● **Excerpted data**
--------

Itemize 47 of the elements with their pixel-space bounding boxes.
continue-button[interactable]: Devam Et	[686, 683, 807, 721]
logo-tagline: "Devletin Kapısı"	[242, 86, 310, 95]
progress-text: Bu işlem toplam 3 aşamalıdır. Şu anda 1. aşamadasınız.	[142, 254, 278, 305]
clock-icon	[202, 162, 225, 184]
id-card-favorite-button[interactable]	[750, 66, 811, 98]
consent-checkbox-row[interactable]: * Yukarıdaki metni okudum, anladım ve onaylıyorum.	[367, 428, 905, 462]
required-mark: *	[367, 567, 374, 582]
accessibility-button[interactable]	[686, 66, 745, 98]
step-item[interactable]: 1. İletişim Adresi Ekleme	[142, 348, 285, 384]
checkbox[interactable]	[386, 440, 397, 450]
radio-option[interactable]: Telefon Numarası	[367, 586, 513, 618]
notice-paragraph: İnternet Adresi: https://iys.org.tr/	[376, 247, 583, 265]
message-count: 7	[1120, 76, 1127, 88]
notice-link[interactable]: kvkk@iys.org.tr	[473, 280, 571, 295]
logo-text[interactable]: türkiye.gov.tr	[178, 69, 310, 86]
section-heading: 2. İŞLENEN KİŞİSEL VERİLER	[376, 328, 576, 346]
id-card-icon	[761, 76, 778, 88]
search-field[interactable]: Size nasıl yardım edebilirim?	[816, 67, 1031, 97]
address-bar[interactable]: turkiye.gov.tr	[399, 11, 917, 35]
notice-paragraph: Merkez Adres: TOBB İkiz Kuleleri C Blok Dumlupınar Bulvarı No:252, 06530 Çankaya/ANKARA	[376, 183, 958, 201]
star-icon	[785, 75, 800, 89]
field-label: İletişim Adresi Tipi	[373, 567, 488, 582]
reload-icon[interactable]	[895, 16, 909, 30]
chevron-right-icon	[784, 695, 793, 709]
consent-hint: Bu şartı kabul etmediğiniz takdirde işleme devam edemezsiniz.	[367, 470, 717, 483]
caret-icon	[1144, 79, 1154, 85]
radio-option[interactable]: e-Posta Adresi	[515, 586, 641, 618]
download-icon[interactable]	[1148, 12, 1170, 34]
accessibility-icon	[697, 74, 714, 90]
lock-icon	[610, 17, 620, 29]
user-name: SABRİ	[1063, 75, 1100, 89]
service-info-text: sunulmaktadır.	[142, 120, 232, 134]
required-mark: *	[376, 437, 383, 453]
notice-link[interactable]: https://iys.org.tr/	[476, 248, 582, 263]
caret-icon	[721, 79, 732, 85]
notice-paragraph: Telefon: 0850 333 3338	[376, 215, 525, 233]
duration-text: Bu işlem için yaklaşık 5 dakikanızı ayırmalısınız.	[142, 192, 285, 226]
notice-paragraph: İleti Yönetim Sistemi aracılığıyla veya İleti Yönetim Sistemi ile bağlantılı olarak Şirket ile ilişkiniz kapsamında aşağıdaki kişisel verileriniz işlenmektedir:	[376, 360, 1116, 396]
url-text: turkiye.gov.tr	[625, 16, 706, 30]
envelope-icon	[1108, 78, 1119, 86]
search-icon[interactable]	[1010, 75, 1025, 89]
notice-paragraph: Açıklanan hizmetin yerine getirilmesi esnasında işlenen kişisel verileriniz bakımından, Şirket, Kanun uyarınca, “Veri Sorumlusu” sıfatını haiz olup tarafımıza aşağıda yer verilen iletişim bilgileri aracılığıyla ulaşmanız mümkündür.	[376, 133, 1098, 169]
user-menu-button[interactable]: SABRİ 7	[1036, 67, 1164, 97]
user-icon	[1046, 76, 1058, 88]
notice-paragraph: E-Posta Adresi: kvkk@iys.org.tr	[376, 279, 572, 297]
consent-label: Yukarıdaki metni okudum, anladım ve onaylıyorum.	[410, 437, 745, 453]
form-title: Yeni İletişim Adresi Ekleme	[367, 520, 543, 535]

--------

● **Problem**
Recast the records, from their first line through the line containing "79, 1154, 85]" inclusive, as a Markdown table with a Row column giving the row number and a Record line column giving the line. Omit blank lines.

● **Expected answer**
| Row | Record line |
|---|---|
| 1 | Itemize 47 of the elements with their pixel-space bounding boxes. |
| 2 | continue-button[interactable]: Devam Et	[686, 683, 807, 721] |
| 3 | logo-tagline: "Devletin Kapısı"	[242, 86, 310, 95] |
| 4 | progress-text: Bu işlem toplam 3 aşamalıdır. Şu anda 1. aşamadasınız.	[142, 254, 278, 305] |
| 5 | clock-icon	[202, 162, 225, 184] |
| 6 | id-card-favorite-button[interactable]	[750, 66, 811, 98] |
| 7 | consent-checkbox-row[interactable]: * Yukarıdaki metni okudum, anladım ve onaylıyorum.	[367, 428, 905, 462] |
| 8 | required-mark: *	[367, 567, 374, 582] |
| 9 | accessibility-button[interactable]	[686, 66, 745, 98] |
| 10 | step-item[interactable]: 1. İletişim Adresi Ekleme	[142, 348, 285, 384] |
| 11 | checkbox[interactable]	[386, 440, 397, 450] |
| 12 | radio-option[interactable]: Telefon Numarası	[367, 586, 513, 618] |
| 13 | notice-paragraph: İnternet Adresi: https://iys.org.tr/	[376, 247, 583, 265] |
| 14 | message-count: 7	[1120, 76, 1127, 88] |
| 15 | notice-link[interactable]: kvkk@iys.org.tr	[473, 280, 571, 295] |
| 16 | logo-text[interactable]: türkiye.gov.tr	[178, 69, 310, 86] |
| 17 | section-heading: 2. İŞLENEN KİŞİSEL VERİLER	[376, 328, 576, 346] |
| 18 | id-card-icon	[761, 76, 778, 88] |
| 19 | search-field[interactable]: Size nasıl yardım edebilirim?	[816, 67, 1031, 97] |
| 20 | address-bar[interactable]: turkiye.gov.tr	[399, 11, 917, 35] |
| 21 | notice-paragraph: Merkez Adres: TOBB İkiz Kuleleri C Blok Dumlupınar Bulvarı No:252, 06530 Çankaya/ANKARA	[376, 183, 958, 201] |
| 22 | star-icon	[785, 75, 800, 89] |
| 23 | field-label: İletişim Adresi Tipi	[373, 567, 488, 582] |
| 24 | reload-icon[interactable]	[895, 16, 909, 30] |
| 25 | chevron-right-icon	[784, 695, 793, 709] |
| 26 | consent-hint: Bu şartı kabul etmediğiniz takdirde işleme devam edemezsiniz.	[367, 470, 717, 483] |
| 27 | caret-icon	[1144, 79, 1154, 85] |